DATA FOR THIS EXERCISE
>>>
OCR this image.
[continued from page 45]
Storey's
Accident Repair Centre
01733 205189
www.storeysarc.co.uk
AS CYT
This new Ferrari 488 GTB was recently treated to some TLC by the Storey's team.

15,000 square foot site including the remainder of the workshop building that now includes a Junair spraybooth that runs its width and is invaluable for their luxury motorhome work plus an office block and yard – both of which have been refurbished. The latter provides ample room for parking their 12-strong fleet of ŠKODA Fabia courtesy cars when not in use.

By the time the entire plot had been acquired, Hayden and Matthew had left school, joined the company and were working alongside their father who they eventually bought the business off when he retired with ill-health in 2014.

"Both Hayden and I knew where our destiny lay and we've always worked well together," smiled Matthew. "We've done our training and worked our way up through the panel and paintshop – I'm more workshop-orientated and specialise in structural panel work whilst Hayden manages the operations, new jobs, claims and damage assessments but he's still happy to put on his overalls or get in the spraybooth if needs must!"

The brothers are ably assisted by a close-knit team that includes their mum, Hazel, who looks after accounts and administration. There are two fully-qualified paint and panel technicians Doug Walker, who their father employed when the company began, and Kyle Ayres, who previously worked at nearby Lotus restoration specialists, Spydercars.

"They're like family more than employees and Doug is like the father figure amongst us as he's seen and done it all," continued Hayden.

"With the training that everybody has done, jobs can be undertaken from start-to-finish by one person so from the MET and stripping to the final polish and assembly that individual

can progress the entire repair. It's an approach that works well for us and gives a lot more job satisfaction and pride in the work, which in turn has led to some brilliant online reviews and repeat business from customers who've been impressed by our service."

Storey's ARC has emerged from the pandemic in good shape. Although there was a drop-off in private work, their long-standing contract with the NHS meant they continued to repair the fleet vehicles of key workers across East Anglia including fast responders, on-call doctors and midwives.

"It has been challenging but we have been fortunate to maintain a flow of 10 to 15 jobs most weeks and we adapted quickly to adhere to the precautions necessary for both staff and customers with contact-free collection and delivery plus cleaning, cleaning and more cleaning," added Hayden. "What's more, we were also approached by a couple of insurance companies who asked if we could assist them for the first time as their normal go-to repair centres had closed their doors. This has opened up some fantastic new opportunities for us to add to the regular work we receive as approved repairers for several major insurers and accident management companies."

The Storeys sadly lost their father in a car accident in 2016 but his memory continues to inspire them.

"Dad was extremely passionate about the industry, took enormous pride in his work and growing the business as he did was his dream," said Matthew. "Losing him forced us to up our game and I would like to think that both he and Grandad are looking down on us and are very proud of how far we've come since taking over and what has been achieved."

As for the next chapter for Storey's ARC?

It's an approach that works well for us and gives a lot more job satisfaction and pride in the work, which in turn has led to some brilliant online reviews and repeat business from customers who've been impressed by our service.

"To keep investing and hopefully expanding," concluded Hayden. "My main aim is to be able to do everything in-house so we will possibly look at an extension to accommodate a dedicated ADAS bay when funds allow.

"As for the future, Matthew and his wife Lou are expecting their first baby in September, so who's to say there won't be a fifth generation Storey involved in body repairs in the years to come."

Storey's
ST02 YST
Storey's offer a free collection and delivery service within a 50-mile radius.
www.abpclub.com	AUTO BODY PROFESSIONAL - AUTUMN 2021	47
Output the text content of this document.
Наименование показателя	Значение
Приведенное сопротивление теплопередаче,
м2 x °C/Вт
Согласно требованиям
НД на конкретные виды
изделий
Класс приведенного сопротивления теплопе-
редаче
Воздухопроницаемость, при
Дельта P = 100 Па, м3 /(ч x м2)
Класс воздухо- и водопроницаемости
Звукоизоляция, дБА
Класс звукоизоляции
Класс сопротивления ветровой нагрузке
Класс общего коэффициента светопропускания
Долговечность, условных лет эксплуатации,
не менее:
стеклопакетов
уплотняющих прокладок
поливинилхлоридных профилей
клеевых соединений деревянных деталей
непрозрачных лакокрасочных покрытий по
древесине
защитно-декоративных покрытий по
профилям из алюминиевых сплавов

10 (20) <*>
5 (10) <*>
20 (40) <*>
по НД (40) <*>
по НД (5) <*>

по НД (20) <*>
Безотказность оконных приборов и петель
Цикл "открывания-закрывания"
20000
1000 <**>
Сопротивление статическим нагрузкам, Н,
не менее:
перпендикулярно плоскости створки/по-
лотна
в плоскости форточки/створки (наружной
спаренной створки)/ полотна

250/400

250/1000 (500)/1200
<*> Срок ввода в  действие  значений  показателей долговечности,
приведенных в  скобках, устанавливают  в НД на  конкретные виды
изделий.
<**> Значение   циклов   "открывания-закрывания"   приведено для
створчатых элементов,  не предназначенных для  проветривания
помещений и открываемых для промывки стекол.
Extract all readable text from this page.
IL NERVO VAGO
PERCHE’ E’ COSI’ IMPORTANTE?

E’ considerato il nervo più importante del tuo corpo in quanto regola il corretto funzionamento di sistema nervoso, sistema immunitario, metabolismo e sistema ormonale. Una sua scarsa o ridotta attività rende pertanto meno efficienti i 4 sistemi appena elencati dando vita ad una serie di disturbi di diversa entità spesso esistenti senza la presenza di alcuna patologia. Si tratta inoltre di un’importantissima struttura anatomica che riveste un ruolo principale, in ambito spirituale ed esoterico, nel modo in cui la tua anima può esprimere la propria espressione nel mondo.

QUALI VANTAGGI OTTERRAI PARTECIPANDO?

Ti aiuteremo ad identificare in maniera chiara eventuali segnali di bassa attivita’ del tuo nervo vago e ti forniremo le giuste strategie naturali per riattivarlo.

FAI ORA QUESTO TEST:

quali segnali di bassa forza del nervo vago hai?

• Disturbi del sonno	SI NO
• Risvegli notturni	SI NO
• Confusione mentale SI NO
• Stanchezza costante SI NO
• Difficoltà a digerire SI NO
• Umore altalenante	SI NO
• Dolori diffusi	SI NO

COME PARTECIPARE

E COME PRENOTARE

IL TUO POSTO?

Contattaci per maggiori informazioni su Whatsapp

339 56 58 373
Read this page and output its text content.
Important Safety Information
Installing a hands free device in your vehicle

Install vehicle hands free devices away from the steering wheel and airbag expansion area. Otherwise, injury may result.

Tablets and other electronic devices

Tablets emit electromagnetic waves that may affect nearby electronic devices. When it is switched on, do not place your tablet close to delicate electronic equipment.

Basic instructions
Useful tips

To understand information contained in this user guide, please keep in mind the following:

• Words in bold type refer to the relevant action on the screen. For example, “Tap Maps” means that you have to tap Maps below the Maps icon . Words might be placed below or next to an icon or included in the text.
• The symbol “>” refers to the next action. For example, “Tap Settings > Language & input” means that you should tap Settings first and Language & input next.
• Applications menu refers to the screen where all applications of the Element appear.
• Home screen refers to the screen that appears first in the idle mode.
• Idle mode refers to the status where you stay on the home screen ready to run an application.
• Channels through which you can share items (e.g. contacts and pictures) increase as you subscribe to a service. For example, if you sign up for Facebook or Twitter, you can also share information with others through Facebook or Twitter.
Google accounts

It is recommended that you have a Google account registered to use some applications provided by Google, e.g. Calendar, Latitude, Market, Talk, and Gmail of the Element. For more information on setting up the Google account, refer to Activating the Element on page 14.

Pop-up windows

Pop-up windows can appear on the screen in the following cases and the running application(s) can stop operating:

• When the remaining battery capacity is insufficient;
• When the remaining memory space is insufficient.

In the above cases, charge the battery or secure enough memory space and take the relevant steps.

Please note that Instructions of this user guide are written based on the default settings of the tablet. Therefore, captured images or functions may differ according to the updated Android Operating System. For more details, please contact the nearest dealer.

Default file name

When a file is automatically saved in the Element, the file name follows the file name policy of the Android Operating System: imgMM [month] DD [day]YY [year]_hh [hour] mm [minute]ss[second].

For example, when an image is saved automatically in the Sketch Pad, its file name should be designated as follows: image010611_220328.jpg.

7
<<<
PROBLEM REQUIREMENTS
Please quote the data above in full, with no line missing.

RESULT FOR THIS EXERCISE
OCR this image.
[continued from page 45]
Storey's
Accident Repair Centre
01733 205189
www.storeysarc.co.uk
AS CYT
This new Ferrari 488 GTB was recently treated to some TLC by the Storey's team.

15,000 square foot site including the remainder of the workshop building that now includes a Junair spraybooth that runs its width and is invaluable for their luxury motorhome work plus an office block and yard – both of which have been refurbished. The latter provides ample room for parking their 12-strong fleet of ŠKODA Fabia courtesy cars when not in use.

By the time the entire plot had been acquired, Hayden and Matthew had left school, joined the company and were working alongside their father who they eventually bought the business off when he retired with ill-health in 2014.

"Both Hayden and I knew where our destiny lay and we've always worked well together," smiled Matthew. "We've done our training and worked our way up through the panel and paintshop – I'm more workshop-orientated and specialise in structural panel work whilst Hayden manages the operations, new jobs, claims and damage assessments but he's still happy to put on his overalls or get in the spraybooth if needs must!"

The brothers are ably assisted by a close-knit team that includes their mum, Hazel, who looks after accounts and administration. There are two fully-qualified paint and panel technicians Doug Walker, who their father employed when the company began, and Kyle Ayres, who previously worked at nearby Lotus restoration specialists, Spydercars.

"They're like family more than employees and Doug is like the father figure amongst us as he's seen and done it all," continued Hayden.

"With the training that everybody has done, jobs can be undertaken from start-to-finish by one person so from the MET and stripping to the final polish and assembly that individual

can progress the entire repair. It's an approach that works well for us and gives a lot more job satisfaction and pride in the work, which in turn has led to some brilliant online reviews and repeat business from customers who've been impressed by our service."

Storey's ARC has emerged from the pandemic in good shape. Although there was a drop-off in private work, their long-standing contract with the NHS meant they continued to repair the fleet vehicles of key workers across East Anglia including fast responders, on-call doctors and midwives.

"It has been challenging but we have been fortunate to maintain a flow of 10 to 15 jobs most weeks and we adapted quickly to adhere to the precautions necessary for both staff and customers with contact-free collection and delivery plus cleaning, cleaning and more cleaning," added Hayden. "What's more, we were also approached by a couple of insurance companies who asked if we could assist them for the first time as their normal go-to repair centres had closed their doors. This has opened up some fantastic new opportunities for us to add to the regular work we receive as approved repairers for several major insurers and accident management companies."

The Storeys sadly lost their father in a car accident in 2016 but his memory continues to inspire them.

"Dad was extremely passionate about the industry, took enormous pride in his work and growing the business as he did was his dream," said Matthew. "Losing him forced us to up our game and I would like to think that both he and Grandad are looking down on us and are very proud of how far we've come since taking over and what has been achieved."

As for the next chapter for Storey's ARC?

It's an approach that works well for us and gives a lot more job satisfaction and pride in the work, which in turn has led to some brilliant online reviews and repeat business from customers who've been impressed by our service.

"To keep investing and hopefully expanding," concluded Hayden. "My main aim is to be able to do everything in-house so we will possibly look at an extension to accommodate a dedicated ADAS bay when funds allow.

"As for the future, Matthew and his wife Lou are expecting their first baby in September, so who's to say there won't be a fifth generation Storey involved in body repairs in the years to come."

Storey's
ST02 YST
Storey's offer a free collection and delivery service within a 50-mile radius.
www.abpclub.com	AUTO BODY PROFESSIONAL - AUTUMN 2021	47
Output the text content of this document.
Наименование показателя	Значение
Приведенное сопротивление теплопередаче,
м2 x °C/Вт
Согласно требованиям
НД на конкретные виды
изделий
Класс приведенного сопротивления теплопе-
редаче
Воздухопроницаемость, при
Дельта P = 100 Па, м3 /(ч x м2)
Класс воздухо- и водопроницаемости
Звукоизоляция, дБА
Класс звукоизоляции
Класс сопротивления ветровой нагрузке
Класс общего коэффициента светопропускания
Долговечность, условных лет эксплуатации,
не менее:
стеклопакетов
уплотняющих прокладок
поливинилхлоридных профилей
клеевых соединений деревянных деталей
непрозрачных лакокрасочных покрытий по
древесине
защитно-декоративных покрытий по
профилям из алюминиевых сплавов

10 (20) <*>
5 (10) <*>
20 (40) <*>
по НД (40) <*>
по НД (5) <*>

по НД (20) <*>
Безотказность оконных приборов и петель
Цикл "открывания-закрывания"
20000
1000 <**>
Сопротивление статическим нагрузкам, Н,
не менее:
перпендикулярно плоскости створки/по-
лотна
в плоскости форточки/створки (наружной
спаренной створки)/ полотна

250/400

250/1000 (500)/1200
<*> Срок ввода в  действие  значений  показателей долговечности,
приведенных в  скобках, устанавливают  в НД на  конкретные виды
изделий.
<**> Значение   циклов   "открывания-закрывания"   приведено для
створчатых элементов,  не предназначенных для  проветривания
помещений и открываемых для промывки стекол.
Extract all readable text from this page.
IL NERVO VAGO
PERCHE’ E’ COSI’ IMPORTANTE?

E’ considerato il nervo più importante del tuo corpo in quanto regola il corretto funzionamento di sistema nervoso, sistema immunitario, metabolismo e sistema ormonale. Una sua scarsa o ridotta attività rende pertanto meno efficienti i 4 sistemi appena elencati dando vita ad una serie di disturbi di diversa entità spesso esistenti senza la presenza di alcuna patologia. Si tratta inoltre di un’importantissima struttura anatomica che riveste un ruolo principale, in ambito spirituale ed esoterico, nel modo in cui la tua anima può esprimere la propria espressione nel mondo.

QUALI VANTAGGI OTTERRAI PARTECIPANDO?

Ti aiuteremo ad identificare in maniera chiara eventuali segnali di bassa attivita’ del tuo nervo vago e ti forniremo le giuste strategie naturali per riattivarlo.

FAI ORA QUESTO TEST:

quali segnali di bassa forza del nervo vago hai?

• Disturbi del sonno	SI NO
• Risvegli notturni	SI NO
• Confusione mentale SI NO
• Stanchezza costante SI NO
• Difficoltà a digerire SI NO
• Umore altalenante	SI NO
• Dolori diffusi	SI NO

COME PARTECIPARE

E COME PRENOTARE

IL TUO POSTO?

Contattaci per maggiori informazioni su Whatsapp

339 56 58 373
Read this page and output its text content.
Important Safety Information
Installing a hands free device in your vehicle

Install vehicle hands free devices away from the steering wheel and airbag expansion area. Otherwise, injury may result.

Tablets and other electronic devices

Tablets emit electromagnetic waves that may affect nearby electronic devices. When it is switched on, do not place your tablet close to delicate electronic equipment.

Basic instructions
Useful tips

To understand information contained in this user guide, please keep in mind the following:

• Words in bold type refer to the relevant action on the screen. For example, “Tap Maps” means that you have to tap Maps below the Maps icon . Words might be placed below or next to an icon or included in the text.
• The symbol “>” refers to the next action. For example, “Tap Settings > Language & input” means that you should tap Settings first and Language & input next.
• Applications menu refers to the screen where all applications of the Element appear.
• Home screen refers to the screen that appears first in the idle mode.
• Idle mode refers to the status where you stay on the home screen ready to run an application.
• Channels through which you can share items (e.g. contacts and pictures) increase as you subscribe to a service. For example, if you sign up for Facebook or Twitter, you can also share information with others through Facebook or Twitter.
Google accounts

It is recommended that you have a Google account registered to use some applications provided by Google, e.g. Calendar, Latitude, Market, Talk, and Gmail of the Element. For more information on setting up the Google account, refer to Activating the Element on page 14.

Pop-up windows

Pop-up windows can appear on the screen in the following cases and the running application(s) can stop operating:

• When the remaining battery capacity is insufficient;
• When the remaining memory space is insufficient.

In the above cases, charge the battery or secure enough memory space and take the relevant steps.

Please note that Instructions of this user guide are written based on the default settings of the tablet. Therefore, captured images or functions may differ according to the updated Android Operating System. For more details, please contact the nearest dealer.

Default file name

When a file is automatically saved in the Element, the file name follows the file name policy of the Android Operating System: imgMM [month] DD [day]YY [year]_hh [hour] mm [minute]ss[second].

For example, when an image is saved automatically in the Sketch Pad, its file name should be designated as follows: image010611_220328.jpg.

7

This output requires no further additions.